#### TASK
Copy every entry precisely.

(A block of data)
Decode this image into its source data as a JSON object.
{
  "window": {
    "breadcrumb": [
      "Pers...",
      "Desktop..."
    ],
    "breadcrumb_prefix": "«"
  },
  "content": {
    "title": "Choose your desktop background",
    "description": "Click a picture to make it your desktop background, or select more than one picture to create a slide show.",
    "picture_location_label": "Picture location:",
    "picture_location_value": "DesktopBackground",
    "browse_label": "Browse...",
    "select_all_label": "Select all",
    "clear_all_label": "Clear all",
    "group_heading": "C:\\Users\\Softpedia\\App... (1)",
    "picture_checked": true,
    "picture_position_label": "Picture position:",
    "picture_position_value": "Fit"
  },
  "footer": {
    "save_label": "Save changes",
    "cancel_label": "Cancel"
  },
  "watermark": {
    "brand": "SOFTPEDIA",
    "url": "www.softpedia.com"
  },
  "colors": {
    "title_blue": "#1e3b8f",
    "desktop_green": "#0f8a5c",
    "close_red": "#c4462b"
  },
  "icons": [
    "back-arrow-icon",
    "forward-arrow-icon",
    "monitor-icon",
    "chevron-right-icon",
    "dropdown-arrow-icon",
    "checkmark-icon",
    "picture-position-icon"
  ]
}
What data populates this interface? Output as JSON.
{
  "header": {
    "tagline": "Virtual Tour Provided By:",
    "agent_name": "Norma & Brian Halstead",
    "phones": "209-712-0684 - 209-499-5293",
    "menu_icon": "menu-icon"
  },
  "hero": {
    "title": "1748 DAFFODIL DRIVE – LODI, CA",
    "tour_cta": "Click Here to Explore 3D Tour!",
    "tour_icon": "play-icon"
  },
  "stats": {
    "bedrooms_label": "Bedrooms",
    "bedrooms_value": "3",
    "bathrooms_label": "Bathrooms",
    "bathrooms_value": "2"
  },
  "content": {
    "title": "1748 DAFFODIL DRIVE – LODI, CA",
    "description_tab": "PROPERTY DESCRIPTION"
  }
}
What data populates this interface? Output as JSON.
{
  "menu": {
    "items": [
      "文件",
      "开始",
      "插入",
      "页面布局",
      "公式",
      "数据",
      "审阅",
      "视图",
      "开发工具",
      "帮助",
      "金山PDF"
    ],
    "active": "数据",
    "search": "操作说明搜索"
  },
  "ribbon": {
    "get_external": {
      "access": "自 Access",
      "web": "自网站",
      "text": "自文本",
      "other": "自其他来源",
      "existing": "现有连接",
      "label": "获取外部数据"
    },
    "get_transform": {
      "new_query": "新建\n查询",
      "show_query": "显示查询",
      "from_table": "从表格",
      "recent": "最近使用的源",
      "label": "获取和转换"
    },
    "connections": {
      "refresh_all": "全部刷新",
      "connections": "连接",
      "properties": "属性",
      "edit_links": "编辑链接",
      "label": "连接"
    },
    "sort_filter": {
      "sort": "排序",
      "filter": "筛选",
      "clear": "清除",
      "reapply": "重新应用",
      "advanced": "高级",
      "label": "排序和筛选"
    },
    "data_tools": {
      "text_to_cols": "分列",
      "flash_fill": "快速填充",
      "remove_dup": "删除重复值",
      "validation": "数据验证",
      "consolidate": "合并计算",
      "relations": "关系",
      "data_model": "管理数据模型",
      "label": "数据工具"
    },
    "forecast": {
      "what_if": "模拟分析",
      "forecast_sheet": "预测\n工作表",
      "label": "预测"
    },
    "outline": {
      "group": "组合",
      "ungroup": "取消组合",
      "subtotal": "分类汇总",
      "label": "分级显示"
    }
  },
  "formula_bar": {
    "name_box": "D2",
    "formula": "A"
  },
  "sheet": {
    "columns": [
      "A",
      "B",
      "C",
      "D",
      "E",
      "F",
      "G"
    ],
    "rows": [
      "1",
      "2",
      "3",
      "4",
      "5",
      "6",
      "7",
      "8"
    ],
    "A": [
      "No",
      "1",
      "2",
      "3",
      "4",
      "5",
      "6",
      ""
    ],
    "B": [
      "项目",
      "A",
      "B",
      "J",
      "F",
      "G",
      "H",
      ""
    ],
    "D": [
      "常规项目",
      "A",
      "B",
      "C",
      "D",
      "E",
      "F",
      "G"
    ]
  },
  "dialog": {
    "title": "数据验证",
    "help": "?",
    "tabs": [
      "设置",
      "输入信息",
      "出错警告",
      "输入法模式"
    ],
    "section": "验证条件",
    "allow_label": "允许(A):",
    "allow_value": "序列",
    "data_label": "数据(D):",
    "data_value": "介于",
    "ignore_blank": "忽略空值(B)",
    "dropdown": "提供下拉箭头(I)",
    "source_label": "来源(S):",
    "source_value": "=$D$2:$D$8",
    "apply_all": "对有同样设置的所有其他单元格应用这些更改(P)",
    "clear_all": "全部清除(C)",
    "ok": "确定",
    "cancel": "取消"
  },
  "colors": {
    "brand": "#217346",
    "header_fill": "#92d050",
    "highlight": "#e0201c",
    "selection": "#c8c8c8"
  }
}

#### THE RESPONSE
Decode this image into its source data as a JSON object.
{
  "window": {
    "breadcrumb": [
      "Pers...",
      "Desktop..."
    ],
    "breadcrumb_prefix": "«"
  },
  "content": {
    "title": "Choose your desktop background",
    "description": "Click a picture to make it your desktop background, or select more than one picture to create a slide show.",
    "picture_location_label": "Picture location:",
    "picture_location_value": "DesktopBackground",
    "browse_label": "Browse...",
    "select_all_label": "Select all",
    "clear_all_label": "Clear all",
    "group_heading": "C:\\Users\\Softpedia\\App... (1)",
    "picture_checked": true,
    "picture_position_label": "Picture position:",
    "picture_position_value": "Fit"
  },
  "footer": {
    "save_label": "Save changes",
    "cancel_label": "Cancel"
  },
  "watermark": {
    "brand": "SOFTPEDIA",
    "url": "www.softpedia.com"
  },
  "colors": {
    "title_blue": "#1e3b8f",
    "desktop_green": "#0f8a5c",
    "close_red": "#c4462b"
  },
  "icons": [
    "back-arrow-icon",
    "forward-arrow-icon",
    "monitor-icon",
    "chevron-right-icon",
    "dropdown-arrow-icon",
    "checkmark-icon",
    "picture-position-icon"
  ]
}
What data populates this interface? Output as JSON.
{
  "header": {
    "tagline": "Virtual Tour Provided By:",
    "agent_name": "Norma & Brian Halstead",
    "phones": "209-712-0684 - 209-499-5293",
    "menu_icon": "menu-icon"
  },
  "hero": {
    "title": "1748 DAFFODIL DRIVE – LODI, CA",
    "tour_cta": "Click Here to Explore 3D Tour!",
    "tour_icon": "play-icon"
  },
  "stats": {
    "bedrooms_label": "Bedrooms",
    "bedrooms_value": "3",
    "bathrooms_label": "Bathrooms",
    "bathrooms_value": "2"
  },
  "content": {
    "title": "1748 DAFFODIL DRIVE – LODI, CA",
    "description_tab": "PROPERTY DESCRIPTION"
  }
}
What data populates this interface? Output as JSON.
{
  "menu": {
    "items": [
      "文件",
      "开始",
      "插入",
      "页面布局",
      "公式",
      "数据",
      "审阅",
      "视图",
      "开发工具",
      "帮助",
      "金山PDF"
    ],
    "active": "数据",
    "search": "操作说明搜索"
  },
  "ribbon": {
    "get_external": {
      "access": "自 Access",
      "web": "自网站",
      "text": "自文本",
      "other": "自其他来源",
      "existing": "现有连接",
      "label": "获取外部数据"
    },
    "get_transform": {
      "new_query": "新建\n查询",
      "show_query": "显示查询",
      "from_table": "从表格",
      "recent": "最近使用的源",
      "label": "获取和转换"
    },
    "connections": {
      "refresh_all": "全部刷新",
      "connections": "连接",
      "properties": "属性",
      "edit_links": "编辑链接",
      "label": "连接"
    },
    "sort_filter": {
      "sort": "排序",
      "filter": "筛选",
      "clear": "清除",
      "reapply": "重新应用",
      "advanced": "高级",
      "label": "排序和筛选"
    },
    "data_tools": {
      "text_to_cols": "分列",
      "flash_fill": "快速填充",
      "remove_dup": "删除重复值",
      "validation": "数据验证",
      "consolidate": "合并计算",
      "relations": "关系",
      "data_model": "管理数据模型",
      "label": "数据工具"
    },
    "forecast": {
      "what_if": "模拟分析",
      "forecast_sheet": "预测\n工作表",
      "label": "预测"
    },
    "outline": {
      "group": "组合",
      "ungroup": "取消组合",
      "subtotal": "分类汇总",
      "label": "分级显示"
    }
  },
  "formula_bar": {
    "name_box": "D2",
    "formula": "A"
  },
  "sheet": {
    "columns": [
      "A",
      "B",
      "C",
      "D",
      "E",
      "F",
      "G"
    ],
    "rows": [
      "1",
      "2",
      "3",
      "4",
      "5",
      "6",
      "7",
      "8"
    ],
    "A": [
      "No",
      "1",
      "2",
      "3",
      "4",
      "5",
      "6",
      ""
    ],
    "B": [
      "项目",
      "A",
      "B",
      "J",
      "F",
      "G",
      "H",
      ""
    ],
    "D": [
      "常规项目",
      "A",
      "B",
      "C",
      "D",
      "E",
      "F",
      "G"
    ]
  },
  "dialog": {
    "title": "数据验证",
    "help": "?",
    "tabs": [
      "设置",
      "输入信息",
      "出错警告",
      "输入法模式"
    ],
    "section": "验证条件",
    "allow_label": "允许(A):",
    "allow_value": "序列",
    "data_label": "数据(D):",
    "data_value": "介于",
    "ignore_blank": "忽略空值(B)",
    "dropdown": "提供下拉箭头(I)",
    "source_label": "来源(S):",
    "source_value": "=$D$2:$D$8",
    "apply_all": "对有同样设置的所有其他单元格应用这些更改(P)",
    "clear_all": "全部清除(C)",
    "ok": "确定",
    "cancel": "取消"
  },
  "colors": {
    "brand": "#217346",
    "header_fill": "#92d050",
    "highlight": "#e0201c",
    "selection": "#c8c8c8"
  }
}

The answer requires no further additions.